— Start of Record list —
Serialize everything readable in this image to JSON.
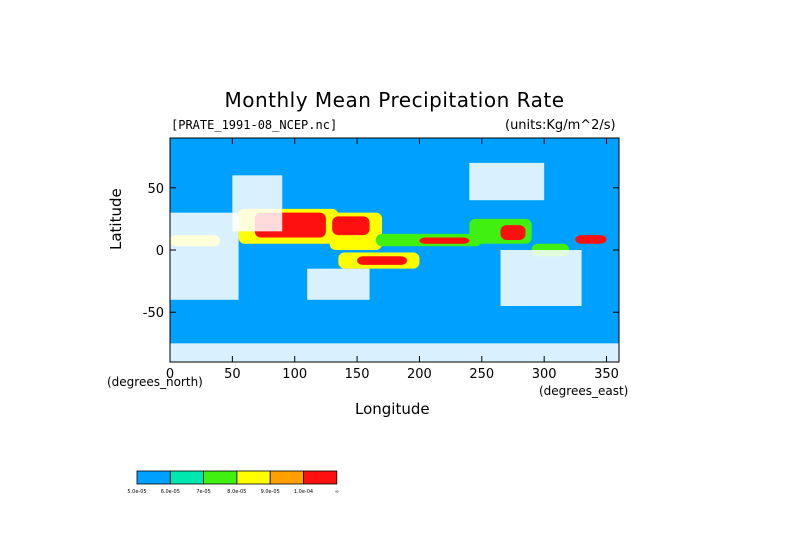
{
  "chart_data": {
    "type": "heatmap",
    "title": "Monthly Mean Precipitation Rate",
    "subtitle_left": "[PRATE_1991-08_NCEP.nc]",
    "subtitle_right": "(units:Kg/m^2/s)",
    "xlabel": "Longitude",
    "ylabel": "Latitude",
    "x_axis_unit": "(degrees_east)",
    "y_axis_unit": "(degrees_north)",
    "xlim": [
      0,
      360
    ],
    "ylim": [
      -90,
      90
    ],
    "x_ticks": [
      "0",
      "50",
      "100",
      "150",
      "200",
      "250",
      "300",
      "350"
    ],
    "y_ticks": [
      "50",
      "0",
      "-50"
    ],
    "x_tick_values": [
      0,
      50,
      100,
      150,
      200,
      250,
      300,
      350
    ],
    "y_tick_values": [
      50,
      0,
      -50
    ],
    "colorbar": {
      "levels": [
        "5.0e-05",
        "6.0e-05",
        "7e-05",
        "8.0e-05",
        "9.0e-05",
        "1.0e-04",
        "∞"
      ],
      "colors": [
        "#00a0ff",
        "#00e8b0",
        "#40f010",
        "#ffff00",
        "#ffa000",
        "#ff1010"
      ]
    },
    "missing_color": "#ffffff",
    "regions": [
      {
        "level": 3,
        "lon": [
          55,
          135
        ],
        "lat": [
          5,
          33
        ]
      },
      {
        "level": 5,
        "lon": [
          68,
          125
        ],
        "lat": [
          10,
          30
        ]
      },
      {
        "level": 3,
        "lon": [
          128,
          170
        ],
        "lat": [
          0,
          30
        ]
      },
      {
        "level": 5,
        "lon": [
          130,
          160
        ],
        "lat": [
          12,
          27
        ]
      },
      {
        "level": 2,
        "lon": [
          165,
          250
        ],
        "lat": [
          3,
          13
        ]
      },
      {
        "level": 5,
        "lon": [
          200,
          240
        ],
        "lat": [
          5,
          10
        ]
      },
      {
        "level": 3,
        "lon": [
          135,
          200
        ],
        "lat": [
          -15,
          -2
        ]
      },
      {
        "level": 5,
        "lon": [
          150,
          190
        ],
        "lat": [
          -12,
          -5
        ]
      },
      {
        "level": 2,
        "lon": [
          240,
          290
        ],
        "lat": [
          5,
          25
        ]
      },
      {
        "level": 5,
        "lon": [
          265,
          285
        ],
        "lat": [
          8,
          20
        ]
      },
      {
        "level": 5,
        "lon": [
          325,
          350
        ],
        "lat": [
          5,
          12
        ]
      },
      {
        "level": 3,
        "lon": [
          0,
          40
        ],
        "lat": [
          3,
          12
        ]
      },
      {
        "level": 2,
        "lon": [
          290,
          320
        ],
        "lat": [
          -5,
          5
        ]
      }
    ],
    "missing_regions": [
      {
        "lon": [
          0,
          55
        ],
        "lat": [
          -40,
          30
        ]
      },
      {
        "lon": [
          265,
          330
        ],
        "lat": [
          -45,
          0
        ]
      },
      {
        "lon": [
          110,
          160
        ],
        "lat": [
          -40,
          -15
        ]
      },
      {
        "lon": [
          50,
          90
        ],
        "lat": [
          15,
          60
        ]
      },
      {
        "lon": [
          240,
          300
        ],
        "lat": [
          40,
          70
        ]
      },
      {
        "lon": [
          0,
          360
        ],
        "lat": [
          -90,
          -75
        ]
      }
    ]
  }
}
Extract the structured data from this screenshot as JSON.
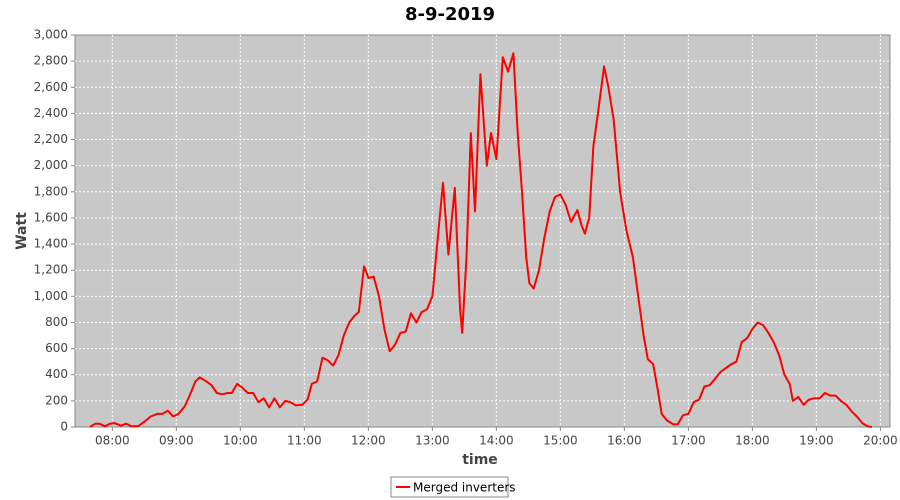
{
  "chart_data": {
    "type": "line",
    "title": "8-9-2019",
    "x_label": "time",
    "y_label": "Watt",
    "x": [
      "07:39",
      "07:44",
      "07:48",
      "07:53",
      "07:58",
      "08:02",
      "08:08",
      "08:13",
      "08:18",
      "08:24",
      "08:30",
      "08:36",
      "08:42",
      "08:47",
      "08:52",
      "08:57",
      "09:02",
      "09:08",
      "09:13",
      "09:18",
      "09:22",
      "09:28",
      "09:33",
      "09:38",
      "09:43",
      "09:48",
      "09:52",
      "09:57",
      "10:02",
      "10:07",
      "10:12",
      "10:17",
      "10:22",
      "10:27",
      "10:32",
      "10:37",
      "10:42",
      "10:47",
      "10:52",
      "10:58",
      "11:03",
      "11:07",
      "11:12",
      "11:17",
      "11:22",
      "11:27",
      "11:32",
      "11:37",
      "11:42",
      "11:47",
      "11:51",
      "11:56",
      "12:00",
      "12:05",
      "12:10",
      "12:15",
      "12:20",
      "12:25",
      "12:30",
      "12:35",
      "12:40",
      "12:45",
      "12:50",
      "12:55",
      "13:00",
      "13:04",
      "13:10",
      "13:15",
      "13:21",
      "13:26",
      "13:28",
      "13:32",
      "13:36",
      "13:40",
      "13:45",
      "13:51",
      "13:55",
      "14:00",
      "14:06",
      "14:11",
      "14:16",
      "14:20",
      "14:24",
      "14:28",
      "14:31",
      "14:35",
      "14:40",
      "14:45",
      "14:50",
      "14:55",
      "15:00",
      "15:05",
      "15:10",
      "15:16",
      "15:20",
      "15:23",
      "15:27",
      "15:31",
      "15:36",
      "15:41",
      "15:45",
      "15:50",
      "15:56",
      "16:02",
      "16:08",
      "16:13",
      "16:18",
      "16:22",
      "16:27",
      "16:31",
      "16:35",
      "16:40",
      "16:46",
      "16:50",
      "16:55",
      "17:00",
      "17:05",
      "17:10",
      "17:15",
      "17:20",
      "17:25",
      "17:30",
      "17:35",
      "17:40",
      "17:45",
      "17:50",
      "17:55",
      "18:00",
      "18:05",
      "18:10",
      "18:15",
      "18:20",
      "18:25",
      "18:30",
      "18:35",
      "18:38",
      "18:43",
      "18:48",
      "18:53",
      "18:58",
      "19:03",
      "19:08",
      "19:13",
      "19:18",
      "19:23",
      "19:28",
      "19:33",
      "19:38",
      "19:43",
      "19:48",
      "19:52"
    ],
    "series": [
      {
        "name": "Merged inverters",
        "color": "#ff0000",
        "values": [
          0,
          25,
          25,
          5,
          25,
          30,
          10,
          25,
          5,
          5,
          40,
          80,
          100,
          100,
          125,
          80,
          100,
          160,
          250,
          350,
          380,
          350,
          320,
          260,
          250,
          260,
          260,
          330,
          300,
          260,
          260,
          190,
          220,
          150,
          220,
          150,
          200,
          190,
          165,
          170,
          210,
          330,
          350,
          530,
          510,
          470,
          550,
          700,
          800,
          850,
          880,
          1230,
          1140,
          1150,
          1000,
          750,
          580,
          630,
          720,
          730,
          870,
          800,
          880,
          900,
          1000,
          1350,
          1870,
          1320,
          1830,
          900,
          720,
          1300,
          2250,
          1650,
          2700,
          2000,
          2250,
          2050,
          2830,
          2720,
          2860,
          2250,
          1800,
          1300,
          1100,
          1060,
          1200,
          1450,
          1650,
          1760,
          1780,
          1700,
          1570,
          1660,
          1540,
          1480,
          1600,
          2150,
          2450,
          2760,
          2600,
          2350,
          1800,
          1500,
          1300,
          1000,
          700,
          520,
          480,
          300,
          100,
          50,
          20,
          20,
          90,
          100,
          190,
          210,
          310,
          320,
          370,
          420,
          450,
          480,
          500,
          650,
          680,
          750,
          800,
          780,
          720,
          650,
          550,
          400,
          330,
          200,
          230,
          170,
          210,
          220,
          220,
          260,
          240,
          240,
          200,
          170,
          120,
          80,
          30,
          5,
          0
        ]
      }
    ],
    "xlim": [
      "07:25",
      "20:09"
    ],
    "xticks": [
      "08:00",
      "09:00",
      "10:00",
      "11:00",
      "12:00",
      "13:00",
      "14:00",
      "15:00",
      "16:00",
      "17:00",
      "18:00",
      "19:00",
      "20:00"
    ],
    "ylim": [
      0,
      3000
    ],
    "yticks": [
      0,
      200,
      400,
      600,
      800,
      {
        "value": 1000,
        "label": "1,000"
      },
      {
        "value": 1200,
        "label": "1,200"
      },
      {
        "value": 1400,
        "label": "1,400"
      },
      {
        "value": 1600,
        "label": "1,600"
      },
      {
        "value": 1800,
        "label": "1,800"
      },
      {
        "value": 2000,
        "label": "2,000"
      },
      {
        "value": 2200,
        "label": "2,200"
      },
      {
        "value": 2400,
        "label": "2,400"
      },
      {
        "value": 2600,
        "label": "2,600"
      },
      {
        "value": 2800,
        "label": "2,800"
      },
      {
        "value": 3000,
        "label": "3,000"
      }
    ],
    "grid": true,
    "legend": "bottom"
  }
}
— End of Record list —
:: Objective ::
In the material above, tally every line with the string "this" in it, then give that number alone.

:: Expected output ::
2